**Do this:** Find every line in the records below that holds the word "водитель", and copy it out.

**Data provided:**
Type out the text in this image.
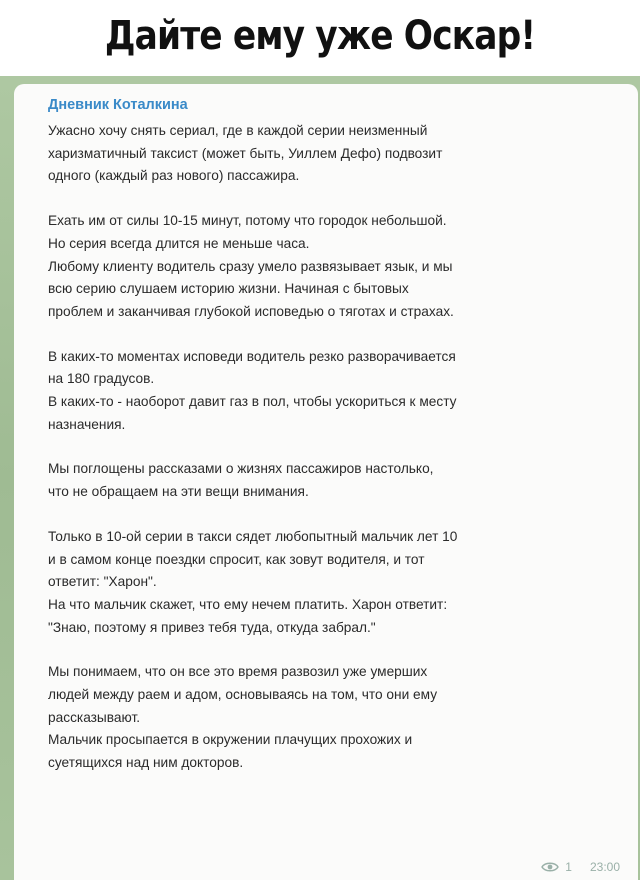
Дайте ему уже Оскар!
Дневник Коталкина
Ужасно хочу снять сериал, где в каждой серии неизменный
харизматичный таксист (может быть, Уиллем Дефо) подвозит
одного (каждый раз нового) пассажира.
Ехать им от силы 10-15 минут, потому что городок небольшой.
Но серия всегда длится не меньше часа.
Любому клиенту водитель сразу умело развязывает язык, и мы
всю серию слушаем историю жизни. Начиная с бытовых
проблем и заканчивая глубокой исповедью о тяготах и страхах.
В каких-то моментах исповеди водитель резко разворачивается
на 180 градусов.
В каких-то - наоборот давит газ в пол, чтобы ускориться к месту
назначения.
Мы поглощены рассказами о жизнях пассажиров настолько,
что не обращаем на эти вещи внимания.
Только в 10-ой серии в такси сядет любопытный мальчик лет 10
и в самом конце поездки спросит, как зовут водителя, и тот
ответит: "Харон".
На что мальчик скажет, что ему нечем платить. Харон ответит:
"Знаю, поэтому я привез тебя туда, откуда забрал."
Мы понимаем, что он все это время развозил уже умерших
людей между раем и адом, основываясь на том, что они ему
рассказывают.
Мальчик просыпается в окружении плачущих прохожих и
суетящихся над ним докторов.
1 23:00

**Reply:**
Любому клиенту водитель сразу умело развязывает язык, и мы
В каких-то моментах исповеди водитель резко разворачивается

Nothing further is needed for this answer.